**Problem set**:
- A) Answer these questions using the comment thread:
(i) What two sample notifications are quoted to show Google Now's automatic updates?
(ii) Which things do average users care more about, according to the comment that mentions them?
(iii) Which Google service does one commenter call the only critical one for iPhone users?
- B) In the comment thread, shorten the paragraph that begins "The series of caveats there" and keep its main facts.
- C) Retype the part of the comment thread that begins at the words "The incoherence of" and stops after the words "to iOS users?", word for word.

**Text block**:
-=-=-=-=-

The series of caveats there tells a tale of it's own. Google Now is so far ahead of Siri, there's simply no comparison... starting with the basic magic of automatic contextual updates and notifications without even asking ("Your flight has been delayed by 30 minutes", "Heavy traffic on 101. Leave in 10 minutes to reach your meeting on time" etc.)
Add to that almost perfect voice recognition with any accents in the world, automatic language recognition etc and all that backed up by Google search engine. Sorry, calling out Siri as a Apple's superior cloud service is simply not credible at this point.
https://www.macobserver.com/tmo/article/how-to-see-whats-kil...
The incoherence of that response (China is not a company) should be a clue.
While this is a usage pattern familiar to HN'ers the average user doesn't care too much about cloud services.
Average users care more about things like camera, battery, music, playing games and overall ease of use.
The only critical Google service for iPhone users is search (and maybe Youtube). Both are available from the browser.
Umm don't know which world you're living in but Google Now/Search, Photos, Maps/Waze, Youtube, Gmail, Calendar, Hangouts, Drive.. etc. Pretty much every smartphone in the world is running one or more of those services on a daily basis.
Care to name one Apple cloud service that's so indispensable to that many users? Or perhaps, even just to iOS users?
I don't think the disappearance of Youtube app in it's current form would make any difference.

-=-=-=-=-

**Material provided**:
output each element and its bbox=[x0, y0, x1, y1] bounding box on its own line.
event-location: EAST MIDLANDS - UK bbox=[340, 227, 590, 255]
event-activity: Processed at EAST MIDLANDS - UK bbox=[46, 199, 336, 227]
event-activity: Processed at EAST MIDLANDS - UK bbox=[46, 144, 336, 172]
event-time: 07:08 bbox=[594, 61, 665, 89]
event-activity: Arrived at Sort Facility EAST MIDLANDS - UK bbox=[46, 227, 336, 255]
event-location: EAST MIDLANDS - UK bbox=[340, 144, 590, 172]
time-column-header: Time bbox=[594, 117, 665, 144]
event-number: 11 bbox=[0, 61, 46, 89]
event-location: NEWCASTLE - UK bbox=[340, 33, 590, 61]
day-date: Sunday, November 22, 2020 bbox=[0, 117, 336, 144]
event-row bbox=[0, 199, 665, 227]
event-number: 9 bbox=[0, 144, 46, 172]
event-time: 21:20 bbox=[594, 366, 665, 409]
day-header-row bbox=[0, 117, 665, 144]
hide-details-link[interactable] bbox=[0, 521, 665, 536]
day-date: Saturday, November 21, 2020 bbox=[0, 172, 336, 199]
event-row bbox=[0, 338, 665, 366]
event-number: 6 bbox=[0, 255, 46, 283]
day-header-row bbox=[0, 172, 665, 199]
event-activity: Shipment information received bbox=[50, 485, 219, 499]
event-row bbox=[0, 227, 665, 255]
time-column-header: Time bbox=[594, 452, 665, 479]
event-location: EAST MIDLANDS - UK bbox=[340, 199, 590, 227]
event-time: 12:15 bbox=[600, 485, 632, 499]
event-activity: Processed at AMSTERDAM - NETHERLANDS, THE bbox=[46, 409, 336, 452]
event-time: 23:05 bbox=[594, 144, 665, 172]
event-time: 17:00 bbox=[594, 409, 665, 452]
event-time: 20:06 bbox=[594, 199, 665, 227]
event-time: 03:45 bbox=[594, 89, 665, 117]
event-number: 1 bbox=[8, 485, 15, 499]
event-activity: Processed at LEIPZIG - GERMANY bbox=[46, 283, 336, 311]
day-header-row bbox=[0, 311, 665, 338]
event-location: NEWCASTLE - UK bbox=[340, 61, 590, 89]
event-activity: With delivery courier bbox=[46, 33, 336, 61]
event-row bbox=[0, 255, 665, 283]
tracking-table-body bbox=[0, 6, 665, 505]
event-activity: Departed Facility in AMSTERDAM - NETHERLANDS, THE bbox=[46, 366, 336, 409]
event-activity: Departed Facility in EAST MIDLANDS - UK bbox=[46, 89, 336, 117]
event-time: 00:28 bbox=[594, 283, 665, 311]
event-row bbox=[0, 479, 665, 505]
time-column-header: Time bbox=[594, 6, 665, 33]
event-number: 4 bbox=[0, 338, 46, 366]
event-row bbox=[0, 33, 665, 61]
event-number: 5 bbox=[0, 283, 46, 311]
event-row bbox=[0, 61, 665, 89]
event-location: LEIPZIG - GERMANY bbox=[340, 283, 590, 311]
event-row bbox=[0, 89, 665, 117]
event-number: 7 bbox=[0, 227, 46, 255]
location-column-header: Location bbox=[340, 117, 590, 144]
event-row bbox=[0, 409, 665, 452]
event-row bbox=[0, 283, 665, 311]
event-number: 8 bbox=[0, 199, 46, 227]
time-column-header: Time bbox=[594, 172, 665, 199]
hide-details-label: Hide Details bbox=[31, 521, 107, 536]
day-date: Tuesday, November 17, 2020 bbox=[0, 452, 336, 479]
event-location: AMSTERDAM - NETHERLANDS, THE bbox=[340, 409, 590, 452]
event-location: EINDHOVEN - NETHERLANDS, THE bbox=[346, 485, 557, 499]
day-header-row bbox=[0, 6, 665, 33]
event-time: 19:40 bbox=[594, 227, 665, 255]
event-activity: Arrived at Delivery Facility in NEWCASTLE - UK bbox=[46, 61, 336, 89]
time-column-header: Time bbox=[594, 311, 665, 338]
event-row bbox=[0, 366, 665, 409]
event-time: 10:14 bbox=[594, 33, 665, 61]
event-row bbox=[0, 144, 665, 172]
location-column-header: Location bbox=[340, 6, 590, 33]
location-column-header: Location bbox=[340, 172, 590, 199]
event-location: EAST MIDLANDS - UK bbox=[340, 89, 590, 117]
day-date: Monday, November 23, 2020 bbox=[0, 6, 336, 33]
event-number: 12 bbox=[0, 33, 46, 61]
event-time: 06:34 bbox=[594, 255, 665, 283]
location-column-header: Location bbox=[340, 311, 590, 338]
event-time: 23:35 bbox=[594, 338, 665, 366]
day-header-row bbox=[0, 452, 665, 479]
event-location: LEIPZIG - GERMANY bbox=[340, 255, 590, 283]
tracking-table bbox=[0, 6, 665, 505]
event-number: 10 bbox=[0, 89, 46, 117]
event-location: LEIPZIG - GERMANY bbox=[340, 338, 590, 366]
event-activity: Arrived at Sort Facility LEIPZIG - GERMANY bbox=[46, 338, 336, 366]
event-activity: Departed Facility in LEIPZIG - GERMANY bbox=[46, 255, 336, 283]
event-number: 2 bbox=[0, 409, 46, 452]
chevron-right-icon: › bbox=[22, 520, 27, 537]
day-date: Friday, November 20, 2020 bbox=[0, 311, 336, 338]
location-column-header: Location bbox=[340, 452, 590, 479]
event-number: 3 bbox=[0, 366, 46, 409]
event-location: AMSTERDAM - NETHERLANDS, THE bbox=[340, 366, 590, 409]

-=-=-=-=-

**Worked answers**:
- A)
(i) "Your flight has been delayed by 30 minutes" and "Heavy traffic on 101. Leave in 10 minutes to reach your meeting on time."
(ii) Camera, battery, music, playing games, and overall ease of use.
(iii) Search, and maybe Youtube.

- B) The caveats say a lot. Google Now is far ahead of Siri. It starts with automatic contextual updates and notifications that come without being asked for, such as a flight delayed by 30 minutes or heavy traffic on 101 meaning you should leave in 10 minutes to reach a meeting on time.

- C)
The incoherence of that response (China is not a company) should be a clue.
While this is a usage pattern familiar to HN'ers the average user doesn't care too much about cloud services.
Average users care more about things like camera, battery, music, playing games and overall ease of use.
The only critical Google service for iPhone users is search (and maybe Youtube). Both are available from the browser.
Umm don't know which world you're living in but Google Now/Search, Photos, Maps/Waze, Youtube, Gmail, Calendar, Hangouts, Drive.. etc. Pretty much every smartphone in the world is running one or more of those services on a daily basis.
Care to name one Apple cloud service that's so indispensable to that many users? Or perhaps, even just to iOS users?